### Materials provided

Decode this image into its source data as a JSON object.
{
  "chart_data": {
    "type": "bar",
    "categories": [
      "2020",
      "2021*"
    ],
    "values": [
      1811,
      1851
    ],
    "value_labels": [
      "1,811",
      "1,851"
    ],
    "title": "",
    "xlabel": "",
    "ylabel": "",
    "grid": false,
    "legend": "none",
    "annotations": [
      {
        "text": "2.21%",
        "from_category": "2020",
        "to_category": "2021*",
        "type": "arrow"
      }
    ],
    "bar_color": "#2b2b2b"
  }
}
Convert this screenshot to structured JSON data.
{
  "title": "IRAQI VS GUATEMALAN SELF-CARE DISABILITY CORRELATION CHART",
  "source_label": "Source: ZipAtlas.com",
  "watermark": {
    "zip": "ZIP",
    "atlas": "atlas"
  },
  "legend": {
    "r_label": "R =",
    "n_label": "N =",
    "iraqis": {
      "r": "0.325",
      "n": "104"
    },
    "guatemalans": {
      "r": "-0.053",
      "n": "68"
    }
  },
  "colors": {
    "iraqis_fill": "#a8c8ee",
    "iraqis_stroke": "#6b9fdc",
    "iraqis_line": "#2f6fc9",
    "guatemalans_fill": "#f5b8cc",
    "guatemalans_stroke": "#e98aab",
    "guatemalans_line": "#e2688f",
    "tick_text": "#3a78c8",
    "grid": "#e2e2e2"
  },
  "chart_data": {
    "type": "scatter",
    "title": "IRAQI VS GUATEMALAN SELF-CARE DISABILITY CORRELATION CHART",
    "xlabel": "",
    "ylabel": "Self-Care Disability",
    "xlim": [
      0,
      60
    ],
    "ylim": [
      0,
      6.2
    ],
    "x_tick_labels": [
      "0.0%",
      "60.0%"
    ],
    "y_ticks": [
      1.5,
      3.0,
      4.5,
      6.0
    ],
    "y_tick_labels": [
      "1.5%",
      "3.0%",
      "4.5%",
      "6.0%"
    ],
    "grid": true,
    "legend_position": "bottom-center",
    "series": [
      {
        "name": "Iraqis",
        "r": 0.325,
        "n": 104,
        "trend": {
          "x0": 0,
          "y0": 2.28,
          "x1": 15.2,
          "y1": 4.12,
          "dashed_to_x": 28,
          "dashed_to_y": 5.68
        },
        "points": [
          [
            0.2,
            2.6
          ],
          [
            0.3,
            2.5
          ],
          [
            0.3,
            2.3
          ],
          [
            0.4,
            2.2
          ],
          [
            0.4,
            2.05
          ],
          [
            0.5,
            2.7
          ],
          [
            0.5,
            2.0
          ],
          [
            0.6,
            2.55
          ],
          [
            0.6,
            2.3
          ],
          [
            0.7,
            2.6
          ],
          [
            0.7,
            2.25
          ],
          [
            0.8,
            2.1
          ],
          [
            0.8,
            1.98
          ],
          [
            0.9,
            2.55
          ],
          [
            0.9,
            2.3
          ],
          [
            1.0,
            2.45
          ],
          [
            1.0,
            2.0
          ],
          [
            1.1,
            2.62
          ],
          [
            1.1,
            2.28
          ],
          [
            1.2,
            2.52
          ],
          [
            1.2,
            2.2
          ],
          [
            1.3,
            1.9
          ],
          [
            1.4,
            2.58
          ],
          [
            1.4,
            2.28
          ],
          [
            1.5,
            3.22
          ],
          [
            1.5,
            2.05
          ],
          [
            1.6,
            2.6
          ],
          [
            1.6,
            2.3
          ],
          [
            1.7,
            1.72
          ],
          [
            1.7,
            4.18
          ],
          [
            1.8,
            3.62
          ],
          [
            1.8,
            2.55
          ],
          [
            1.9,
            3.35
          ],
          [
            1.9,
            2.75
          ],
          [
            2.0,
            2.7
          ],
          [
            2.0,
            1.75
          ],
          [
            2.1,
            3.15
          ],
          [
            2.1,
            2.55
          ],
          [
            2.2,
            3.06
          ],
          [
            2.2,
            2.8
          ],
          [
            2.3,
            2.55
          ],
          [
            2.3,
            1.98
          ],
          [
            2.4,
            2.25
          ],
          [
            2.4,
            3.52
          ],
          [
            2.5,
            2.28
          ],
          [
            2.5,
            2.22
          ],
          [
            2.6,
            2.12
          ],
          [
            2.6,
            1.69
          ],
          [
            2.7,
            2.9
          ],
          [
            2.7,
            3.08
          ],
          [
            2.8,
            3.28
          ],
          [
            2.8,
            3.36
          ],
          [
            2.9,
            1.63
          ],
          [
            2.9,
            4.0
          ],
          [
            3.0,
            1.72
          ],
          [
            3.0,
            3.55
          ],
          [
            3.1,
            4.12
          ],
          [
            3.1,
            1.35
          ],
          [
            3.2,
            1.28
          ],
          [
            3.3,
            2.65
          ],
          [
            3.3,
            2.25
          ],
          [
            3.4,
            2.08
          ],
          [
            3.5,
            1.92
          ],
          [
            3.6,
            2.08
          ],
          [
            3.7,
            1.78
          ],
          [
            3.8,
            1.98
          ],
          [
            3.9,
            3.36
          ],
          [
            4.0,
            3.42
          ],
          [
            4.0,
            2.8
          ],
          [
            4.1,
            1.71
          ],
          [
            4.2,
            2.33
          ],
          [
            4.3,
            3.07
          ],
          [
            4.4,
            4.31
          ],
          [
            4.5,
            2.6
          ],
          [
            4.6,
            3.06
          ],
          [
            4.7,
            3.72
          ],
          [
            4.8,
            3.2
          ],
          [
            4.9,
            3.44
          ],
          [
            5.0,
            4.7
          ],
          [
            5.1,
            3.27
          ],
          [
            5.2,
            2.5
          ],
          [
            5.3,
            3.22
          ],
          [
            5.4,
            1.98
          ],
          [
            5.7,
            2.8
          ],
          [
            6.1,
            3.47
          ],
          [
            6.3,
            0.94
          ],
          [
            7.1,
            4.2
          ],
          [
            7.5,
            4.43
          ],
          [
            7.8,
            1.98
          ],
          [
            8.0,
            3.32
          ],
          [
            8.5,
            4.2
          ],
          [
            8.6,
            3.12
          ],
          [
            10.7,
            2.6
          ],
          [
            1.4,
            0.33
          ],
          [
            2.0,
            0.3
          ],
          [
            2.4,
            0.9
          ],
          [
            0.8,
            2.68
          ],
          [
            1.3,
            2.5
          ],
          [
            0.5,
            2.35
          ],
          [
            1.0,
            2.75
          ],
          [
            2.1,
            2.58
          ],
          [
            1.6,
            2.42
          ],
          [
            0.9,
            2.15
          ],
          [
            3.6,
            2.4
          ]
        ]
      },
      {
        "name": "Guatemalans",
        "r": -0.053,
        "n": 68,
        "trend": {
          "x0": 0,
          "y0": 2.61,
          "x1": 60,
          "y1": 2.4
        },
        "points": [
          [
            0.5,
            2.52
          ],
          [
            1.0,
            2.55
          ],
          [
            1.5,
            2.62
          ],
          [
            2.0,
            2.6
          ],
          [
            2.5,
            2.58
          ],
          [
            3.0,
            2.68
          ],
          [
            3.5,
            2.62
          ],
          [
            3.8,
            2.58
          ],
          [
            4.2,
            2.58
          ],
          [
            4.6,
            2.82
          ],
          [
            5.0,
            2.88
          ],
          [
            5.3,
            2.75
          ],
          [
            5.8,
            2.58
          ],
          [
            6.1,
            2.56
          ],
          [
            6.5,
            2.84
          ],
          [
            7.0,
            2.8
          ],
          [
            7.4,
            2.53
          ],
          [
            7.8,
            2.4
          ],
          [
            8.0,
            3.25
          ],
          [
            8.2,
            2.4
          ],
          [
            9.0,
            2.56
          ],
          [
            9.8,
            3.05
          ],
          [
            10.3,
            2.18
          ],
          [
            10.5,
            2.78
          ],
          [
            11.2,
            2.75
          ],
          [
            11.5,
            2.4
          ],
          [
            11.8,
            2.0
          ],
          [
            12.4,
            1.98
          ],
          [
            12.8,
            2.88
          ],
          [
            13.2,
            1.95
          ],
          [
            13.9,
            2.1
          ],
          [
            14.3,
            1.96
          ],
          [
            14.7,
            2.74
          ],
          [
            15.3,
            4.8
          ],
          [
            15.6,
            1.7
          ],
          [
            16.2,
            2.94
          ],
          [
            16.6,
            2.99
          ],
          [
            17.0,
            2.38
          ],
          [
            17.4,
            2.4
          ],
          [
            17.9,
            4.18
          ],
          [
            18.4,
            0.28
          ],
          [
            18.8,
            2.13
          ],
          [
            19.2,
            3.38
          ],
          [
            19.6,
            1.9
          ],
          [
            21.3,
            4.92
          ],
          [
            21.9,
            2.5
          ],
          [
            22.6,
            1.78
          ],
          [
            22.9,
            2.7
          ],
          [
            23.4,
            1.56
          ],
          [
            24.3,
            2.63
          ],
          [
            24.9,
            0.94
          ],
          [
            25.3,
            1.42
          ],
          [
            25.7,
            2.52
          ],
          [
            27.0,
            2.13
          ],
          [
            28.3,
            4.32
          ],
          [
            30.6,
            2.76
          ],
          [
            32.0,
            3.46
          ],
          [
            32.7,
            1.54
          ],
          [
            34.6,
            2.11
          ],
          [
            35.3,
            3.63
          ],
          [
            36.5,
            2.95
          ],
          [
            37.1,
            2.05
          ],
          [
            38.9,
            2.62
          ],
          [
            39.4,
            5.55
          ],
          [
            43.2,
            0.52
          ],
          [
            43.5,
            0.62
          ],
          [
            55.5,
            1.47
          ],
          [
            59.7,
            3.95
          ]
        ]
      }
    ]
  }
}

### Given exercise
Show each line of the data that contains the string "ylabel".

### Answer to the problem
    "ylabel": "",
    "ylabel": "Self-Care Disability",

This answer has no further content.